GIVEN REQUEST: Write each record again exactly as it stands.

[Figure dataset records]
---+---

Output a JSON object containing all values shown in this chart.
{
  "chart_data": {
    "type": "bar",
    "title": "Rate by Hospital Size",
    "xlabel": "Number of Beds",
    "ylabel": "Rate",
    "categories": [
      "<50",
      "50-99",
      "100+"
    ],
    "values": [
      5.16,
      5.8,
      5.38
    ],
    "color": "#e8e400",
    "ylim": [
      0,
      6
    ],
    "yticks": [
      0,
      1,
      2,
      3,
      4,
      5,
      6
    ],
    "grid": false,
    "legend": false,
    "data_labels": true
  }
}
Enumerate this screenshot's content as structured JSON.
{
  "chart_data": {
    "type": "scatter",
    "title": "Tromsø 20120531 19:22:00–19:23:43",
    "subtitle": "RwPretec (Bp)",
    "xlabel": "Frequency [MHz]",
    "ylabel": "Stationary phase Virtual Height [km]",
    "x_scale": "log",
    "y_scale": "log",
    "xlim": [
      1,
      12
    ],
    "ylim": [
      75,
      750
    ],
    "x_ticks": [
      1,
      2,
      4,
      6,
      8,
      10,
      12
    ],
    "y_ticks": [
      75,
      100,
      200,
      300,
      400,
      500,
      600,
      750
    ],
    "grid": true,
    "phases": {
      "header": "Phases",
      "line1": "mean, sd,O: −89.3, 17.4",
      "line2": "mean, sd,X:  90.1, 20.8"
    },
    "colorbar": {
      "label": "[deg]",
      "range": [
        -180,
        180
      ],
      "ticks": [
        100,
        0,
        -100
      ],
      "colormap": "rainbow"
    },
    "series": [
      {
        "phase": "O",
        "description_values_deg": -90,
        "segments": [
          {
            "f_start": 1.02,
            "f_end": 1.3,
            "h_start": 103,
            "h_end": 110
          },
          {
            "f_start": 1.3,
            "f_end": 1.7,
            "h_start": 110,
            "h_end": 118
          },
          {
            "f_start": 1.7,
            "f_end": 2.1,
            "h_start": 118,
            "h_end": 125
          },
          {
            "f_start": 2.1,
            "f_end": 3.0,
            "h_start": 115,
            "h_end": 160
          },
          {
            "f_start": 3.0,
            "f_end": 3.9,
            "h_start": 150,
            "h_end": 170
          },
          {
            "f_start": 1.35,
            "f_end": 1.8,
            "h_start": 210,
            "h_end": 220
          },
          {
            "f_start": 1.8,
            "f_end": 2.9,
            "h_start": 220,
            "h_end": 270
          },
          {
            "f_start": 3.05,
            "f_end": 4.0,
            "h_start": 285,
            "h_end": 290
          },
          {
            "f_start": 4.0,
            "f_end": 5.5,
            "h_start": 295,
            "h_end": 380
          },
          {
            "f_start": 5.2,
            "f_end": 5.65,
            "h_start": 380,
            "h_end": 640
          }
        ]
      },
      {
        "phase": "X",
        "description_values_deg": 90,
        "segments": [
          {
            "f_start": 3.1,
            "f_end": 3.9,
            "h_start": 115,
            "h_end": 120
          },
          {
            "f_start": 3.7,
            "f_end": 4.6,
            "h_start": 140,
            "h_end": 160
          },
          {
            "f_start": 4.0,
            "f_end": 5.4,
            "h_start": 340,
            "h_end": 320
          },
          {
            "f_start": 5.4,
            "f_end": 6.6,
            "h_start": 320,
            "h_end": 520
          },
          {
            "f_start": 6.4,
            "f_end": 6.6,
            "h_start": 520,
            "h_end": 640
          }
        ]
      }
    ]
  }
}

---+---

RIGHT ANSWER:
Output a JSON object containing all values shown in this chart.
{
  "chart_data": {
    "type": "bar",
    "title": "Rate by Hospital Size",
    "xlabel": "Number of Beds",
    "ylabel": "Rate",
    "categories": [
      "<50",
      "50-99",
      "100+"
    ],
    "values": [
      5.16,
      5.8,
      5.38
    ],
    "color": "#e8e400",
    "ylim": [
      0,
      6
    ],
    "yticks": [
      0,
      1,
      2,
      3,
      4,
      5,
      6
    ],
    "grid": false,
    "legend": false,
    "data_labels": true
  }
}
Enumerate this screenshot's content as structured JSON.
{
  "chart_data": {
    "type": "scatter",
    "title": "Tromsø 20120531 19:22:00–19:23:43",
    "subtitle": "RwPretec (Bp)",
    "xlabel": "Frequency [MHz]",
    "ylabel": "Stationary phase Virtual Height [km]",
    "x_scale": "log",
    "y_scale": "log",
    "xlim": [
      1,
      12
    ],
    "ylim": [
      75,
      750
    ],
    "x_ticks": [
      1,
      2,
      4,
      6,
      8,
      10,
      12
    ],
    "y_ticks": [
      75,
      100,
      200,
      300,
      400,
      500,
      600,
      750
    ],
    "grid": true,
    "phases": {
      "header": "Phases",
      "line1": "mean, sd,O: −89.3, 17.4",
      "line2": "mean, sd,X:  90.1, 20.8"
    },
    "colorbar": {
      "label": "[deg]",
      "range": [
        -180,
        180
      ],
      "ticks": [
        100,
        0,
        -100
      ],
      "colormap": "rainbow"
    },
    "series": [
      {
        "phase": "O",
        "description_values_deg": -90,
        "segments": [
          {
            "f_start": 1.02,
            "f_end": 1.3,
            "h_start": 103,
            "h_end": 110
          },
          {
            "f_start": 1.3,
            "f_end": 1.7,
            "h_start": 110,
            "h_end": 118
          },
          {
            "f_start": 1.7,
            "f_end": 2.1,
            "h_start": 118,
            "h_end": 125
          },
          {
            "f_start": 2.1,
            "f_end": 3.0,
            "h_start": 115,
            "h_end": 160
          },
          {
            "f_start": 3.0,
            "f_end": 3.9,
            "h_start": 150,
            "h_end": 170
          },
          {
            "f_start": 1.35,
            "f_end": 1.8,
            "h_start": 210,
            "h_end": 220
          },
          {
            "f_start": 1.8,
            "f_end": 2.9,
            "h_start": 220,
            "h_end": 270
          },
          {
            "f_start": 3.05,
            "f_end": 4.0,
            "h_start": 285,
            "h_end": 290
          },
          {
            "f_start": 4.0,
            "f_end": 5.5,
            "h_start": 295,
            "h_end": 380
          },
          {
            "f_start": 5.2,
            "f_end": 5.65,
            "h_start": 380,
            "h_end": 640
          }
        ]
      },
      {
        "phase": "X",
        "description_values_deg": 90,
        "segments": [
          {
            "f_start": 3.1,
            "f_end": 3.9,
            "h_start": 115,
            "h_end": 120
          },
          {
            "f_start": 3.7,
            "f_end": 4.6,
            "h_start": 140,
            "h_end": 160
          },
          {
            "f_start": 4.0,
            "f_end": 5.4,
            "h_start": 340,
            "h_end": 320
          },
          {
            "f_start": 5.4,
            "f_end": 6.6,
            "h_start": 320,
            "h_end": 520
          },
          {
            "f_start": 6.4,
            "f_end": 6.6,
            "h_start": 520,
            "h_end": 640
          }
        ]
      }
    ]
  }
}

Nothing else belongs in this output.